## AIM OF THE EXERCISE
Give the data again, word for word.

++++++++++

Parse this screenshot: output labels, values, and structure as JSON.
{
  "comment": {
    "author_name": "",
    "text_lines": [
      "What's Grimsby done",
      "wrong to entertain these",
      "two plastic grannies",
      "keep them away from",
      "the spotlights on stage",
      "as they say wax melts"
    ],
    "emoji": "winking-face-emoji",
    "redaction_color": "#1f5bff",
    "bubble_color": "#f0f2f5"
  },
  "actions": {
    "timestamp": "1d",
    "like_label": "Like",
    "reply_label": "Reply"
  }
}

++++++++++

## EXERCISE OUTPUT
Parse this screenshot: output labels, values, and structure as JSON.
{
  "comment": {
    "author_name": "",
    "text_lines": [
      "What's Grimsby done",
      "wrong to entertain these",
      "two plastic grannies",
      "keep them away from",
      "the spotlights on stage",
      "as they say wax melts"
    ],
    "emoji": "winking-face-emoji",
    "redaction_color": "#1f5bff",
    "bubble_color": "#f0f2f5"
  },
  "actions": {
    "timestamp": "1d",
    "like_label": "Like",
    "reply_label": "Reply"
  }
}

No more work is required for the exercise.